[Exercise task]: Return every record below exactly as written, omitting any pictures.

[Records for the task]:
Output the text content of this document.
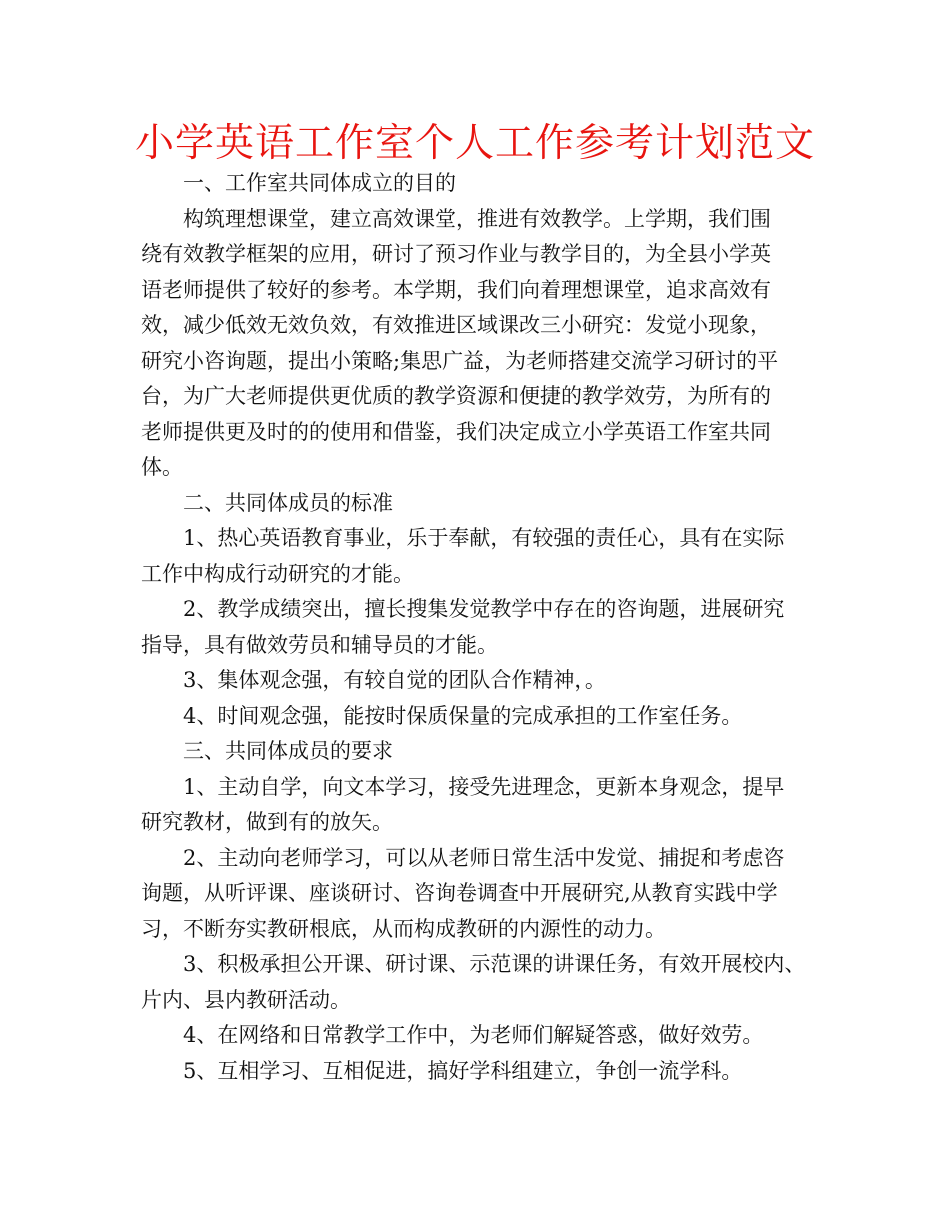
小学英语工作室个人工作参考计划范文
一、工作室共同体成立的目的
构筑理想课堂，建立高效课堂，推进有效教学。上学期，我们围
绕有效教学框架的应用，研讨了预习作业与教学目的，为全县小学英
语老师提供了较好的参考。本学期，我们向着理想课堂，追求高效有
效，减少低效无效负效，有效推进区域课改三小研究：发觉小现象，
研究小咨询题，提出小策略;集思广益，为老师搭建交流学习研讨的平
台，为广大老师提供更优质的教学资源和便捷的教学效劳，为所有的
老师提供更及时的的使用和借鉴，我们决定成立小学英语工作室共同
体。
二、共同体成员的标准
1、热心英语教育事业，乐于奉献，有较强的责任心，具有在实际
工作中构成行动研究的才能。
2、教学成绩突出，擅长搜集发觉教学中存在的咨询题，进展研究
指导，具有做效劳员和辅导员的才能。
3、集体观念强，有较自觉的团队合作精神，。
4、时间观念强，能按时保质保量的完成承担的工作室任务。
三、共同体成员的要求
1、主动自学，向文本学习，接受先进理念，更新本身观念，提早
研究教材，做到有的放矢。
2、主动向老师学习，可以从老师日常生活中发觉、捕捉和考虑咨
询题，从听评课、座谈研讨、咨询卷调查中开展研究,从教育实践中学
习，不断夯实教研根底，从而构成教研的内源性的动力。
3、积极承担公开课、研讨课、示范课的讲课任务，有效开展校内、
片内、县内教研活动。
4、在网络和日常教学工作中，为老师们解疑答惑，做好效劳。
5、互相学习、互相促进，搞好学科组建立，争创一流学科。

[Correct response]:
Output the text content of this document.
小学英语工作室个人工作参考计划范文
一、工作室共同体成立的目的
构筑理想课堂，建立高效课堂，推进有效教学。上学期，我们围
绕有效教学框架的应用，研讨了预习作业与教学目的，为全县小学英
语老师提供了较好的参考。本学期，我们向着理想课堂，追求高效有
效，减少低效无效负效，有效推进区域课改三小研究：发觉小现象，
研究小咨询题，提出小策略;集思广益，为老师搭建交流学习研讨的平
台，为广大老师提供更优质的教学资源和便捷的教学效劳，为所有的
老师提供更及时的的使用和借鉴，我们决定成立小学英语工作室共同
体。
二、共同体成员的标准
1、热心英语教育事业，乐于奉献，有较强的责任心，具有在实际
工作中构成行动研究的才能。
2、教学成绩突出，擅长搜集发觉教学中存在的咨询题，进展研究
指导，具有做效劳员和辅导员的才能。
3、集体观念强，有较自觉的团队合作精神，。
4、时间观念强，能按时保质保量的完成承担的工作室任务。
三、共同体成员的要求
1、主动自学，向文本学习，接受先进理念，更新本身观念，提早
研究教材，做到有的放矢。
2、主动向老师学习，可以从老师日常生活中发觉、捕捉和考虑咨
询题，从听评课、座谈研讨、咨询卷调查中开展研究,从教育实践中学
习，不断夯实教研根底，从而构成教研的内源性的动力。
3、积极承担公开课、研讨课、示范课的讲课任务，有效开展校内、
片内、县内教研活动。
4、在网络和日常教学工作中，为老师们解疑答惑，做好效劳。
5、互相学习、互相促进，搞好学科组建立，争创一流学科。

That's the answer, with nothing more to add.